Dataset entries on figures
****
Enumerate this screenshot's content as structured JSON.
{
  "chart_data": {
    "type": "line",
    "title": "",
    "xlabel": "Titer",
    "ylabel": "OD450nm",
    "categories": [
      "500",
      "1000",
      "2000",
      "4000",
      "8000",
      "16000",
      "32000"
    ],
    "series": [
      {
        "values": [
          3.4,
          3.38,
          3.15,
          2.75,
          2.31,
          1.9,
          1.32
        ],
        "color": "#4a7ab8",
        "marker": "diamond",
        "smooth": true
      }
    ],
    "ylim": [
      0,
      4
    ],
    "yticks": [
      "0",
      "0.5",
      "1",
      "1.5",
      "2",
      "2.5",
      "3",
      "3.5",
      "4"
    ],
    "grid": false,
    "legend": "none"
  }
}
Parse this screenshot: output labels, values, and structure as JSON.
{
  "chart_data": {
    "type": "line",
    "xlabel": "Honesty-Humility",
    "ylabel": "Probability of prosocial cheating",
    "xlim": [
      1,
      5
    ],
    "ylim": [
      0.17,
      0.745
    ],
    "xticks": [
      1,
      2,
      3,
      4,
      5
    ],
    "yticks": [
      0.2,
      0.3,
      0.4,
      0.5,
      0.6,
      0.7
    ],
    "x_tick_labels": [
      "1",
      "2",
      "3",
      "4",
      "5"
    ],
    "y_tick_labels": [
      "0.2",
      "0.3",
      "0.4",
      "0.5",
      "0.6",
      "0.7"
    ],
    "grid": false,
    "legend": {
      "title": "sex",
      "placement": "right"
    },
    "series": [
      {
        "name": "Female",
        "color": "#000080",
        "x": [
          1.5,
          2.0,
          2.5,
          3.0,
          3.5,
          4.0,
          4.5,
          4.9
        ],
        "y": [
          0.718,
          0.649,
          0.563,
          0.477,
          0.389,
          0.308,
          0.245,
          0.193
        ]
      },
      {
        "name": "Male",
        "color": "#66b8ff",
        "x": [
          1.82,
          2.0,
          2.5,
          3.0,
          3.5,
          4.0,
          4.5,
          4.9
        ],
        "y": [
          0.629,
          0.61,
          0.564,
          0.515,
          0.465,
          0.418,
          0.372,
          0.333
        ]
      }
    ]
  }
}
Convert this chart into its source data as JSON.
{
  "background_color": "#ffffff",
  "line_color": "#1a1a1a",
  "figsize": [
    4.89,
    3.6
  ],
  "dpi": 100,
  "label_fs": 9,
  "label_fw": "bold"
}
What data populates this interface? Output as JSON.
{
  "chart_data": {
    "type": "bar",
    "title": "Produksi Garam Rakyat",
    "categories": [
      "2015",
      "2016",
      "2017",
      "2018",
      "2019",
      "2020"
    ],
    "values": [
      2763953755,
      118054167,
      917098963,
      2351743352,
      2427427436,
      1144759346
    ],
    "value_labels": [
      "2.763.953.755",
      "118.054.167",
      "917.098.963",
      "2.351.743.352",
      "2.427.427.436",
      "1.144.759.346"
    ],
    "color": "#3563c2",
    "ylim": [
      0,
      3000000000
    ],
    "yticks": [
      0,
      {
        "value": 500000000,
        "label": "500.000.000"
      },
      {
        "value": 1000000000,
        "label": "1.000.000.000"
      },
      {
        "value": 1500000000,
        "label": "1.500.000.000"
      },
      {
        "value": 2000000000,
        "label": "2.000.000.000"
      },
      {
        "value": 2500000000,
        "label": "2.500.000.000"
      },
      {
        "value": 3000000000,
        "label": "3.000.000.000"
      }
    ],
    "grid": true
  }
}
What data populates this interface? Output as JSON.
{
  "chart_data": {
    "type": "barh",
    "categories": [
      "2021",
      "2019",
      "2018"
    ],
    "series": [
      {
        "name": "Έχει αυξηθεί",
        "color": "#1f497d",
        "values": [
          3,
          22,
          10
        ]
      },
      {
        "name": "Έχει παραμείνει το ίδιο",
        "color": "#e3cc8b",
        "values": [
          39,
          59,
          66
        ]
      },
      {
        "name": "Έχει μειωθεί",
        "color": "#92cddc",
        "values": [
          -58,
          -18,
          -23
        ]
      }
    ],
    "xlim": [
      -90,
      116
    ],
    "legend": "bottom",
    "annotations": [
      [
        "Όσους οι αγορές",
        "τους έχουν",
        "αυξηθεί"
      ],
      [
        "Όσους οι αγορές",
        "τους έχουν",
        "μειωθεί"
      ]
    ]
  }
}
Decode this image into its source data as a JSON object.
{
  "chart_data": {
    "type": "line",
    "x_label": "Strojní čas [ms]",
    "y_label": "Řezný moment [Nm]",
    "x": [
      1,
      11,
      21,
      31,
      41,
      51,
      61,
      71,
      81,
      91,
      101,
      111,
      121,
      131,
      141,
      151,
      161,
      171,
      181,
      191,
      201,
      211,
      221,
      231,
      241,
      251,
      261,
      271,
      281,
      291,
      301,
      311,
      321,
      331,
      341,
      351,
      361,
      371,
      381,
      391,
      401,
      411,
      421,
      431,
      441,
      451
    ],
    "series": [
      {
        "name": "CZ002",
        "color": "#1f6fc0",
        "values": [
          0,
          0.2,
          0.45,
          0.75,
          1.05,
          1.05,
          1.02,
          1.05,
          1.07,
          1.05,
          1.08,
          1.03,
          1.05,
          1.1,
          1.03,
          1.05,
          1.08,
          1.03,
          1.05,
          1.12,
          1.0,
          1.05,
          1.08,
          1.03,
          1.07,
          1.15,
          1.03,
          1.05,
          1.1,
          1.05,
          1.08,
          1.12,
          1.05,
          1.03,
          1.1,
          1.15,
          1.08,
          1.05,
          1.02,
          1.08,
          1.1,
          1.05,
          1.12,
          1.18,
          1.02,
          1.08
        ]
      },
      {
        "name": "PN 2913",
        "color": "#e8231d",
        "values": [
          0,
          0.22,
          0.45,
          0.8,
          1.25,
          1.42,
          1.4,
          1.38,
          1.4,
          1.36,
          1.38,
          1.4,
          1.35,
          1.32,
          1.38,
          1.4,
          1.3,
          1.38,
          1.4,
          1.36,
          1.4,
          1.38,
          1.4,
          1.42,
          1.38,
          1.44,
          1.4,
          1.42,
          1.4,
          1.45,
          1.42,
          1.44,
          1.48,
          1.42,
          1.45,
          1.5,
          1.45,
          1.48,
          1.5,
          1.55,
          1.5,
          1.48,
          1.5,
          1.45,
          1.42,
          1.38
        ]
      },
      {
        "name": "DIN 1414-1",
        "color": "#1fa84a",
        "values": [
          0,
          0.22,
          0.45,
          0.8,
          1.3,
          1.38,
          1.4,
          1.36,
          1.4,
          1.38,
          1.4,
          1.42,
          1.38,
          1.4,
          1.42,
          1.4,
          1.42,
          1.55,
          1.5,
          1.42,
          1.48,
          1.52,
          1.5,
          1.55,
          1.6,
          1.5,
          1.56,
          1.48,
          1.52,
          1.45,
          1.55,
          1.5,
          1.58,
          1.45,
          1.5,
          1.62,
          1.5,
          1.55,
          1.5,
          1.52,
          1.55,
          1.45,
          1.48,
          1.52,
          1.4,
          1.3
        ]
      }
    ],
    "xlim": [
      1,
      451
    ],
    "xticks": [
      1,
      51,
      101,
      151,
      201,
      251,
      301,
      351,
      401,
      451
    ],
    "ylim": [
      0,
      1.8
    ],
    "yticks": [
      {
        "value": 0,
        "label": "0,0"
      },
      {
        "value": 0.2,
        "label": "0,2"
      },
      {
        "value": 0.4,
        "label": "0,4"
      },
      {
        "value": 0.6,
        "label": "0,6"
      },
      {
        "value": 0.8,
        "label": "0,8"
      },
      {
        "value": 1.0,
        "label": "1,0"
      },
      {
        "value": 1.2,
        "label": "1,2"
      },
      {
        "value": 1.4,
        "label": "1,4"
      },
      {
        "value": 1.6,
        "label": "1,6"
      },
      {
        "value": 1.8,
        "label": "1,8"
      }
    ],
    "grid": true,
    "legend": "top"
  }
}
****
- _INSTRUCTION_
Provide the count, and nothing else, of lines in the data above where the word "grid" occurs.

- _EXERCISE SOLUTION_
4